Report every line from the material that contains the word "bacon".

[start of Records for the exercise]

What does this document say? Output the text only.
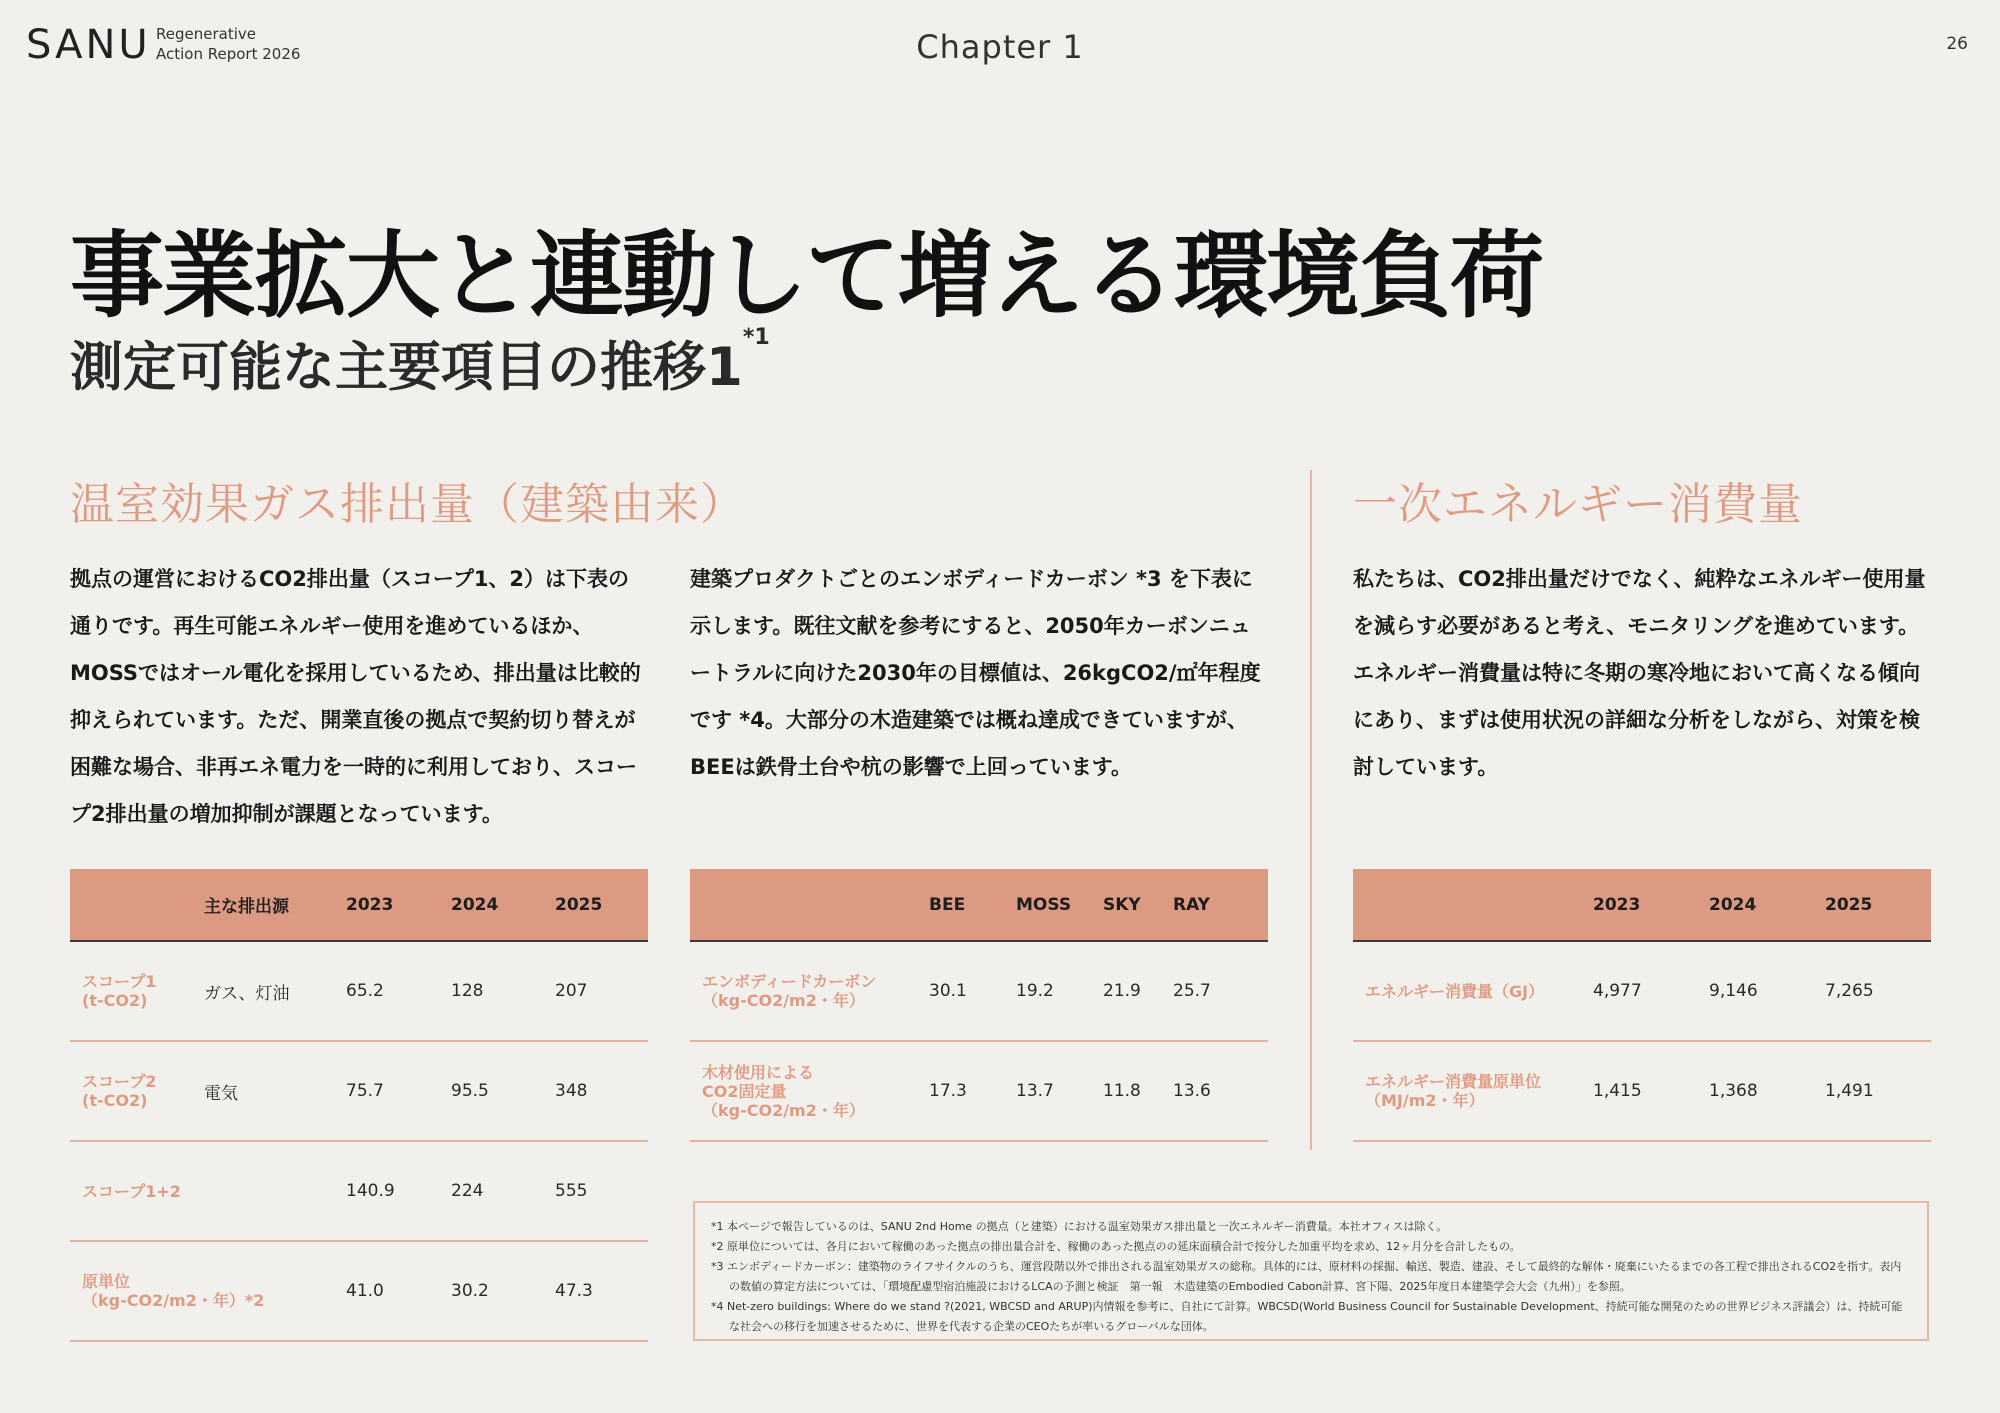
SANU Regenerative
Action Report 2026	Chapter 1	26
事業拡大と連動して増える環境負荷
測定可能な主要項目の推移1$^{*1}$
温室効果ガス排出量（建築由来）	一次エネルギー消費量
拠点の運営におけるCO2排出量（スコープ1、2）は下表の通りです。再生可能エネルギー使用を進めているほか、MOSSではオール電化を採用しているため、排出量は比較的抑えられています。ただ、開業直後の拠点で契約切り替えが困難な場合、非再エネ電力を一時的に利用しており、スコープ2排出量の増加抑制が課題となっています。
建築プロダクトごとのエンボディードカーボン *3 を下表に示します。既往文献を参考にすると、2050年カーボンニュートラルに向けた2030年の目標値は、26kgCO2/㎡年程度です *4。大部分の木造建築では概ね達成できていますが、BEEは鉄骨土台や杭の影響で上回っています。
私たちは、CO2排出量だけでなく、純粋なエネルギー使用量を減らす必要があると考え、モニタリングを進めています。エネルギー消費量は特に冬期の寒冷地において高くなる傾向にあり、まずは使用状況の詳細な分析をしながら、対策を検討しています。
	主な排出源	2023	2024	2025

スコープ1
(t-CO2)	ガス、灯油	65.2	128	207

スコープ2
(t-CO2)	電気	75.7	95.5	348

スコープ1+2		140.9	224	555

原単位
（kg-CO2/m2・年）*2		41.0	30.2	47.3
	BEE	MOSS	SKY	RAY

エンボディードカーボン
（kg-CO2/m2・年）	30.1	19.2	21.9	25.7

木材使用による
CO2固定量
（kg-CO2/m2・年）	17.3	13.7	11.8	13.6
	2023	2024	2025

エネルギー消費量（GJ）	4,977	9,146	7,265

エネルギー消費量原単位
（MJ/m2・年）	1,415	1,368	1,491

*1 本ページで報告しているのは、SANU 2nd Home の拠点（と建築）における温室効果ガス排出量と一次エネルギー消費量。本社オフィスは除く。

*2 原単位については、各月において稼働のあった拠点の排出量合計を、稼働のあった拠点のの延床面積合計で按分した加重平均を求め、12ヶ月分を合計したもの。

*3 エンボディードカーボン：建築物のライフサイクルのうち、運営段階以外で排出される温室効果ガスの総称。具体的には、原材料の採掘、輸送、製造、建設、そして最終的な解体・廃棄にいたるまでの各工程で排出されるCO2を指す。表内の数値の算定方法については、「環境配慮型宿泊施設におけるLCAの予測と検証　第一報　木造建築のEmbodied Cabon計算、宮下陽、2025年度日本建築学会大会（九州）」を参照。

*4 Net-zero buildings: Where do we stand ?(2021, WBCSD and ARUP)内情報を参考に、自社にて計算。WBCSD(World Business Council for Sustainable Development、持続可能な開発のための世界ビジネス評議会）は、持続可能な社会への移行を加速させるために、世界を代表する企業のCEOたちが率いるグローバルな団体。
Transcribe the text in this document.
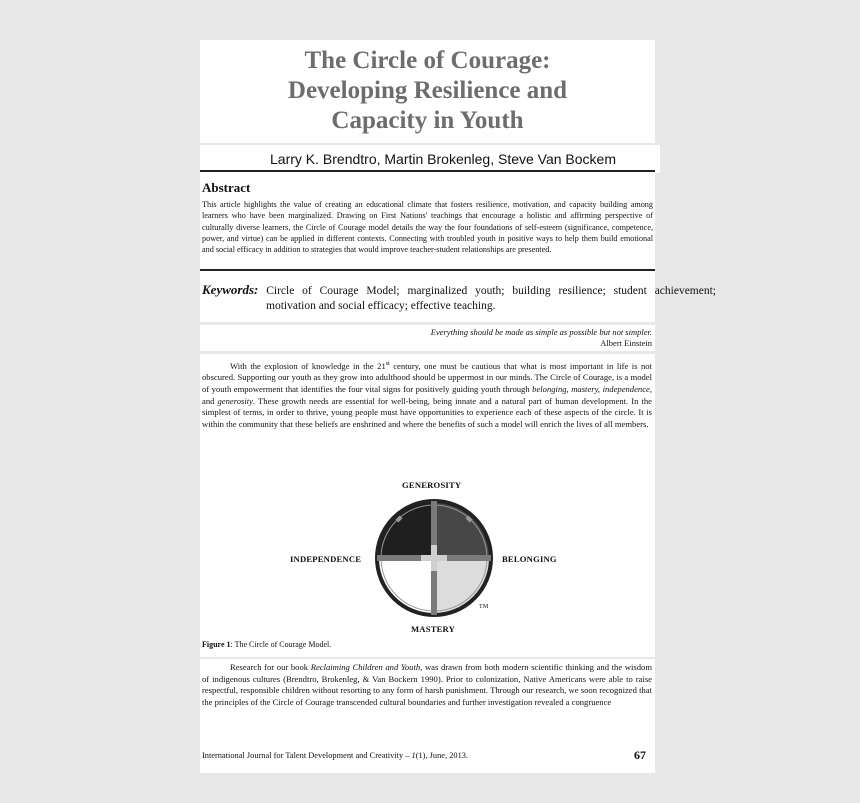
The Circle of Courage:
Developing Resilience and
Capacity in Youth
Larry K. Brendtro, Martin Brokenleg, Steve Van Bockem
Abstract
This article highlights the value of creating an educational climate that fosters resilience, motivation, and capacity building among learners who have been marginalized. Drawing on First Nations' teachings that encourage a holistic and affirming perspective of culturally diverse learners, the Circle of Courage model details the way the four foundations of self-esteem (significance, competence, power, and virtue) can be applied in different contexts. Connecting with troubled youth in positive ways to help them build emotional and social efficacy in addition to strategies that would improve teacher-student relationships are presented.
Keywords: Circle of Courage Model; marginalized youth; building resilience; student achievement; motivation and social efficacy; effective teaching.
Everything should be made as simple as possible but not simpler.
Albert Einstein

With the explosion of knowledge in the 21st century, one must be cautious that what is most important in life is not obscured. Supporting our youth as they grow into adulthood should be uppermost in our minds. The Circle of Courage, is a model of youth empowerment that identifies the four vital signs for positively guiding youth through belonging, mastery, independence, and generosity. These growth needs are essential for well-being, being innate and a natural part of human development. In the simplest of terms, in order to thrive, young people must have opportunities to experience each of these aspects of the circle. It is within the community that these beliefs are enshrined and where the benefits of such a model will enrich the lives of all members.

GENEROSITY
INDEPENDENCE	BELONGING
MASTERY
TM
Figure 1: The Circle of Courage Model.

Research for our book Reclaiming Children and Youth, was drawn from both modern scientific thinking and the wisdom of indigenous cultures (Brendtro, Brokenleg, & Van Bockern 1990). Prior to colonization, Native Americans were able to raise respectful, responsible children without resorting to any form of harsh punishment. Through our research, we soon recognized that the principles of the Circle of Courage transcended cultural boundaries and further investigation revealed a congruence

International Journal for Talent Development and Creativity – 1(1), June, 2013.	67
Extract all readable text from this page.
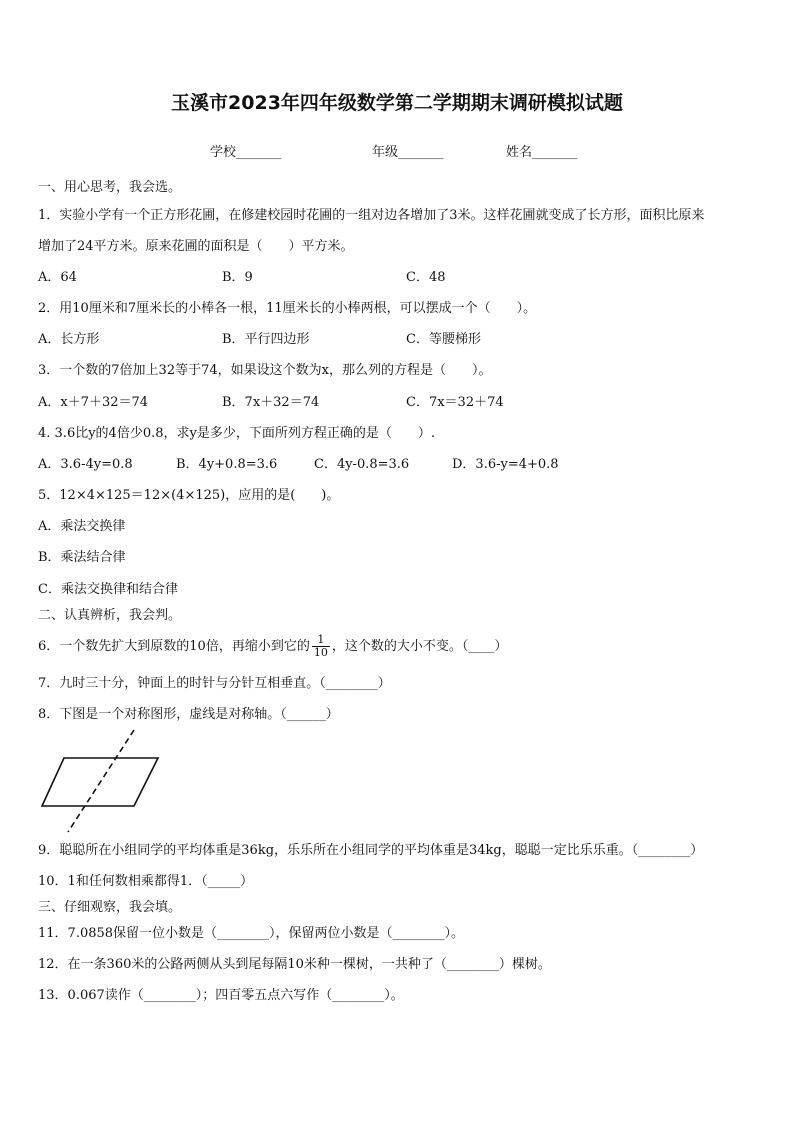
玉溪市2023年四年级数学第二学期期末调研模拟试题
学校_______	年级_______	姓名_______
一、用心思考，我会选。
1．实验小学有一个正方形花圃，在修建校园时花圃的一组对边各增加了3米。这样花圃就变成了长方形，面积比原来
增加了24平方米。原来花圃的面积是（　　）平方米。
A．64	B．9	C．48
2．用10厘米和7厘米长的小棒各一根，11厘米长的小棒两根，可以摆成一个（　　）。
A．长方形	B．平行四边形	C．等腰梯形
3．一个数的7倍加上32等于74，如果设这个数为x，那么列的方程是（　　）。
A．x＋7＋32＝74	B．7x＋32＝74	C．7x＝32＋74
4. 3.6比y的4倍少0.8，求y是多少，下面所列方程正确的是（　　）.
A．3.6-4y=0.8	B．4y+0.8=3.6	C．4y-0.8=3.6	D．3.6-y=4+0.8
5．12×4×125＝12×(4×125)，应用的是(　　)。
A．乘法交换律
B．乘法结合律
C．乘法交换律和结合律
二、认真辨析，我会判。
6．一个数先扩大到原数的10倍，再缩小到它的 $\frac{1}{10}$ ，这个数的大小不变。（____）
7．九时三十分，钟面上的时针与分针互相垂直。（________）
8．下图是一个对称图形，虚线是对称轴。（______）
9．聪聪所在小组同学的平均体重是36kg，乐乐所在小组同学的平均体重是34kg，聪聪一定比乐乐重。（________）
10．1和任何数相乘都得1．（_____）
三、仔细观察，我会填。
11．7.0858保留一位小数是（________），保留两位小数是（________）。
12．在一条360米的公路两侧从头到尾每隔10米种一棵树，一共种了（________）棵树。
13．0.067读作（________）；四百零五点六写作（________）。
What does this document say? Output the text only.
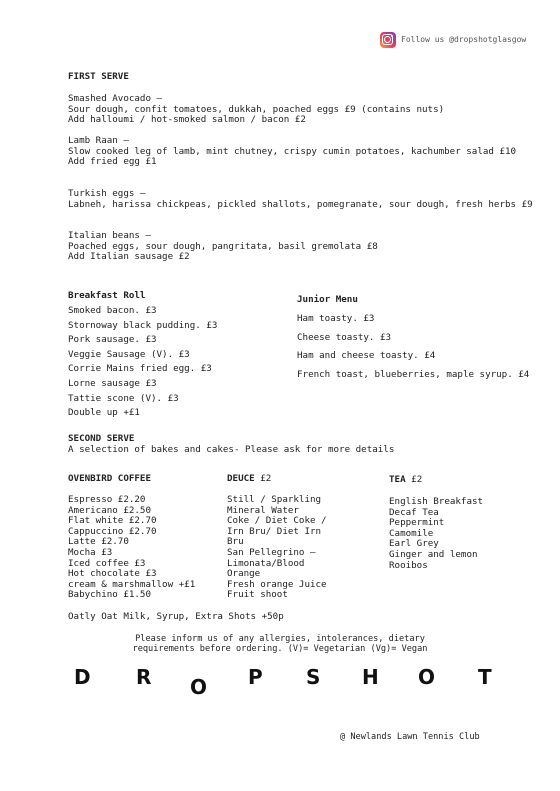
Follow us @dropshotglasgow
FIRST SERVE
Smashed Avocado –
Sour dough, confit tomatoes, dukkah, poached eggs £9 (contains nuts)
Add halloumi / hot-smoked salmon / bacon £2
Lamb Raan –
Slow cooked leg of lamb, mint chutney, crispy cumin potatoes, kachumber salad £10
Add fried egg £1
Turkish eggs –
Labneh, harissa chickpeas, pickled shallots, pomegranate, sour dough, fresh herbs £9
Italian beans –
Poached eggs, sour dough, pangritata, basil gremolata £8
Add Italian sausage £2
Breakfast Roll
Smoked bacon. £3
Stornoway black pudding. £3
Pork sausage. £3
Veggie Sausage (V). £3
Corrie Mains fried egg. £3
Lorne sausage £3
Tattie scone (V). £3
Double up +£1
Junior Menu
Ham toasty. £3
Cheese toasty. £3
Ham and cheese toasty. £4
French toast, blueberries, maple syrup. £4
SECOND SERVE
A selection of bakes and cakes- Please ask for more details
OVENBIRD COFFEE
Espresso £2.20
Americano £2.50
Flat white £2.70
Cappuccino £2.70
Latte £2.70
Mocha £3
Iced coffee £3
Hot chocolate £3
cream & marshmallow +£1
Babychino £1.50
Oatly Oat Milk, Syrup, Extra Shots +50p
DEUCE £2
Still / Sparkling
Mineral Water
Coke / Diet Coke /
Irn Bru/ Diet Irn
Bru
San Pellegrino –
Limonata/Blood
Orange
Fresh orange Juice
Fruit shoot
TEA £2
English Breakfast
Decaf Tea
Peppermint
Camomile
Earl Grey
Ginger and lemon
Rooibos
Please inform us of any allergies, intolerances, dietary
requirements before ordering. (V)= Vegetarian (Vg)= Vegan
D R O P S H O T
@ Newlands Lawn Tennis Club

[end of Records for the exercise]

• **Result of this task**:
Add halloumi / hot-smoked salmon / bacon £2
Smoked bacon. £3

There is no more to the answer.